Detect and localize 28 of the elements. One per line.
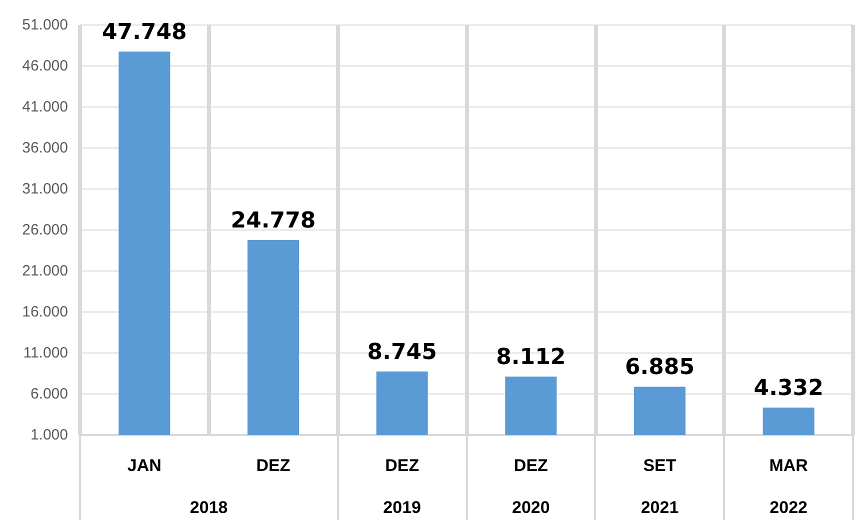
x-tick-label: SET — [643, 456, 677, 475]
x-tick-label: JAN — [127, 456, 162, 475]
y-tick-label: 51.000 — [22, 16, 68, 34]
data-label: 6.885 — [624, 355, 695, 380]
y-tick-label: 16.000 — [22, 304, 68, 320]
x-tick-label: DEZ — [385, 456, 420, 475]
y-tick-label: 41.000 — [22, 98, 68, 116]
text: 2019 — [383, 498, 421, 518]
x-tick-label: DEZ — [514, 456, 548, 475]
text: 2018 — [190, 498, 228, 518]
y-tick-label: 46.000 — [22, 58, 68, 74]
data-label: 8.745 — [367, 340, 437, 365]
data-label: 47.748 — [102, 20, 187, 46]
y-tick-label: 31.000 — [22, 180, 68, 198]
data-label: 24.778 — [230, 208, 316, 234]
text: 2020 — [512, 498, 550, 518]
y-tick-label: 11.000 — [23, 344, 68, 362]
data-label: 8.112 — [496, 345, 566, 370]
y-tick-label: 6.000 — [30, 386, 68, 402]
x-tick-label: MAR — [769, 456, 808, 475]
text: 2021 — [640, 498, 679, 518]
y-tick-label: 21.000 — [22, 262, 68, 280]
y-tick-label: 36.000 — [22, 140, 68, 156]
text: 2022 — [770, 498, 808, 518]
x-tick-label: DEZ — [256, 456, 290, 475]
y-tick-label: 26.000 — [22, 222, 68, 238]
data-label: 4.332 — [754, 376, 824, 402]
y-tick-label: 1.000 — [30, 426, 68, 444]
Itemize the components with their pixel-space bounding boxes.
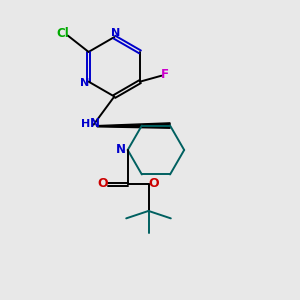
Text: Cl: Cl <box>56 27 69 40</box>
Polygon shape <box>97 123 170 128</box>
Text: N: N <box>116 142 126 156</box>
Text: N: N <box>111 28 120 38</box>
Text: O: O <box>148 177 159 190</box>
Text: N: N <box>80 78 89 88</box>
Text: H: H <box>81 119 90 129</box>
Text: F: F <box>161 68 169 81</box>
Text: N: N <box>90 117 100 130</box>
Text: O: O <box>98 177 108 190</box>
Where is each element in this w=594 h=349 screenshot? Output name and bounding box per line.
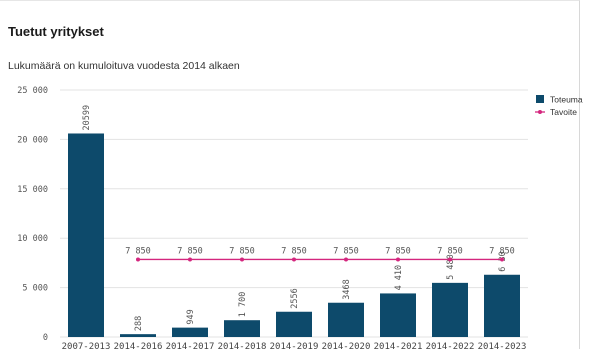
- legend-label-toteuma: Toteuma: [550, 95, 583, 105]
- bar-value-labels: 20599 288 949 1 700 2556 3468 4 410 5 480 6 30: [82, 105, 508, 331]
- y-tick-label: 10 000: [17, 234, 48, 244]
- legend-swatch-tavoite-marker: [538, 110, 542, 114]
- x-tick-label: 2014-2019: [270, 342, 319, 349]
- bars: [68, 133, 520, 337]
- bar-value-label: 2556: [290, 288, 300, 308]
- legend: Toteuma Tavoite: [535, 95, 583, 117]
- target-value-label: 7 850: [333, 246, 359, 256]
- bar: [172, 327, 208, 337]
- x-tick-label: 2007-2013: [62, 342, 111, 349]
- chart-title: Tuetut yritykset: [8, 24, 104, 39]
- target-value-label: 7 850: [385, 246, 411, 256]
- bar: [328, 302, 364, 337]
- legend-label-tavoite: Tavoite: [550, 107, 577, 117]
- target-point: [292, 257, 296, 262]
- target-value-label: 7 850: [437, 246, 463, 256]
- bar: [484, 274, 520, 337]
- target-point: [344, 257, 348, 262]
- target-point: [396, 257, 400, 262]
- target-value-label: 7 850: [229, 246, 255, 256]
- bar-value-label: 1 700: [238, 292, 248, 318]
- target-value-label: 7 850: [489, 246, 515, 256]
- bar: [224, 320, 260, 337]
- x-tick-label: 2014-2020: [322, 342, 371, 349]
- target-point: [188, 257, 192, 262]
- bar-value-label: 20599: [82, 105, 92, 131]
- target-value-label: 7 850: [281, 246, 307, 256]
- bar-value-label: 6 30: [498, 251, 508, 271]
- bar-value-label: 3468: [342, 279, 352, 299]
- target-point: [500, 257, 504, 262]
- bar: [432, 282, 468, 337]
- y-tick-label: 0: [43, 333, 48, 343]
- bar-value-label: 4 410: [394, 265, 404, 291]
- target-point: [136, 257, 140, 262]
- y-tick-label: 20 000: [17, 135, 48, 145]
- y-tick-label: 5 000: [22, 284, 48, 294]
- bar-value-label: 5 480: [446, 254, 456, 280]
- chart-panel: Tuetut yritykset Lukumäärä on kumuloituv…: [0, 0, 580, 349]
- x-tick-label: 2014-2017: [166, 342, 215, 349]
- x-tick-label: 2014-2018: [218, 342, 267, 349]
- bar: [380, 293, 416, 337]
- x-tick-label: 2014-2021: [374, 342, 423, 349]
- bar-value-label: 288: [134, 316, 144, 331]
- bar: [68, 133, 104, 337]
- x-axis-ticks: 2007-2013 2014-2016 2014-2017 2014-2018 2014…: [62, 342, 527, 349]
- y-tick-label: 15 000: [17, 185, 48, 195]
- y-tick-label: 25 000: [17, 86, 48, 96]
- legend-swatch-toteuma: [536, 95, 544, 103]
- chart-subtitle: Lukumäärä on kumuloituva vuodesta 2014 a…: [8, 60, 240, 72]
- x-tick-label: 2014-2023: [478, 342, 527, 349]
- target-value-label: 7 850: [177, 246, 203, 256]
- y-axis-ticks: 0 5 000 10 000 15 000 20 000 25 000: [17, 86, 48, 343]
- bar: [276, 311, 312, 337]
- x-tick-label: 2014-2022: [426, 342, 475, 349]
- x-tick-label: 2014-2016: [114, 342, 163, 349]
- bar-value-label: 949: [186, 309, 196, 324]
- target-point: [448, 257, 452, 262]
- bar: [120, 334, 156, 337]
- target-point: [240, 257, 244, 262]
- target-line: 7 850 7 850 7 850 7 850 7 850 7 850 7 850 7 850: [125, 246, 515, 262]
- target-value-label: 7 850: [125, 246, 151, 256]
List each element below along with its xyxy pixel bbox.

*Set task*: Render as a JSON list of strings, one string per line with blank lines omitted, the records starting with the line containing "Text: Cl: Cl <box>56 27 69 40</box>" and going on through the line containing "Where is each".

*Worked solution*:
[
  "Text: Cl: Cl <box>56 27 69 40</box>",
  "Polygon shape <box>97 123 170 128</box>",
  "Text: N: N <box>116 142 126 156</box>",
  "Text: N: N <box>111 28 120 38</box>",
  "Text: O: O <box>148 177 159 190</box>",
  "Text: N: N <box>80 78 89 88</box>",
  "Text: H: H <box>81 119 90 129</box>",
  "Text: F: F <box>161 68 169 81</box>",
  "Text: N: N <box>90 117 100 130</box>",
  "Text: O: O <box>98 177 108 190</box>",
  "Where is each element in this w=594 h=349 screenshot? Output name and bounding box per line."
]